_Exercise details_
Search the listing for the string "created" and copy every line that contains it.

Items from a dataset:
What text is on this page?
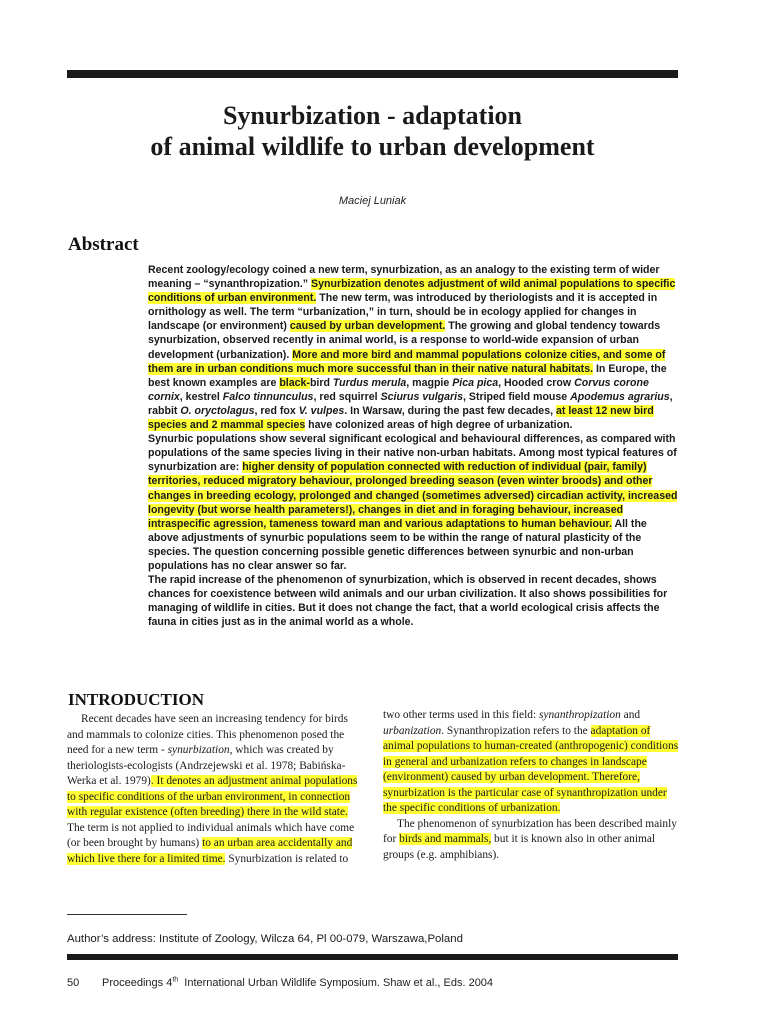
Synurbization - adaptation
of animal wildlife to urban development
Maciej Luniak
Abstract

Recent zoology/ecology coined a new term, synurbization, as an analogy to the existing term of wider meaning – “synanthropization.” Synurbization denotes adjustment of wild animal populations to specific conditions of urban environment. The new term, was introduced by theriologists and it is accepted in ornithology as well. The term “urbanization,” in turn, should be in ecology applied for changes in landscape (or environment) caused by urban development. The growing and global tendency towards synurbization, observed recently in animal world, is a response to world-wide expansion of urban development (urbanization). More and more bird and mammal populations colonize cities, and some of them are in urban conditions much more successful than in their native natural habitats. In Europe, the best known examples are black-bird Turdus merula, magpie Pica pica, Hooded crow Corvus corone cornix, kestrel Falco tinnunculus, red squirrel Sciurus vulgaris, Striped field mouse Apodemus agrarius, rabbit O. oryctolagus, red fox V. vulpes. In Warsaw, during the past few decades, at least 12 new bird species and 2 mammal species have colonized areas of high degree of urbanization.

Synurbic populations show several significant ecological and behavioural differences, as compared with populations of the same species living in their native non-urban habitats. Among most typical features of synurbization are: higher density of population connected with reduction of individual (pair, family) territories, reduced migratory behaviour, prolonged breeding season (even winter broods) and other changes in breeding ecology, prolonged and changed (sometimes adversed) circadian activity, increased longevity (but worse health parameters!), changes in diet and in foraging behaviour, increased intraspecific agression, tameness toward man and various adaptations to human behaviour. All the above adjustments of synurbic populations seem to be within the range of natural plasticity of the species. The question concerning possible genetic differences between synurbic and non-urban populations has no clear answer so far.

The rapid increase of the phenomenon of synurbization, which is observed in recent decades, shows chances for coexistence between wild animals and our urban civilization. It also shows possibilities for managing of wildlife in cities. But it does not change the fact, that a world ecological crisis affects the fauna in cities just as in the animal world as a whole.

INTRODUCTION

Recent decades have seen an increasing tendency for birds and mammals to colonize cities. This phenomenon posed the need for a new term - synurbization, which was created by theriologists-ecologists (Andrzejewski et al. 1978; Babińska-Werka et al. 1979). It denotes an adjustment animal populations to specific conditions of the urban environment, in connection with regular existence (often breeding) there in the wild state. The term is not applied to individual animals which have come (or been brought by humans) to an urban area accidentally and which live there for a limited time. Synurbization is related to

two other terms used in this field: synanthropization and urbanization. Synanthropization refers to the adaptation of animal populations to human-created (anthropogenic) conditions in general and urbanization refers to changes in landscape (environment) caused by urban development. Therefore, synurbization is the particular case of synanthropization under the specific conditions of urbanization.

The phenomenon of synurbization has been described mainly for birds and mammals, but it is known also in other animal groups (e.g. amphibians).

Author’s address: Institute of Zoology, Wilcza 64, Pl 00-079, Warszawa,Poland
50 Proceedings 4th  International Urban Wildlife Symposium. Shaw et al., Eds. 2004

_Task result_
Recent decades have seen an increasing tendency for birds and mammals to colonize cities. This phenomenon posed the need for a new term - synurbization, which was created by theriologists-ecologists (Andrzejewski et al. 1978; Babińska-Werka et al. 1979). It denotes an adjustment animal populations to specific conditions of the urban environment, in connection with regular existence (often breeding) there in the wild state. The term is not applied to individual animals which have come (or been brought by humans) to an urban area accidentally and which live there for a limited time. Synurbization is related to
two other terms used in this field: synanthropization and urbanization. Synanthropization refers to the adaptation of animal populations to human-created (anthropogenic) conditions in general and urbanization refers to changes in landscape (environment) caused by urban development. Therefore, synurbization is the particular case of synanthropization under the specific conditions of urbanization.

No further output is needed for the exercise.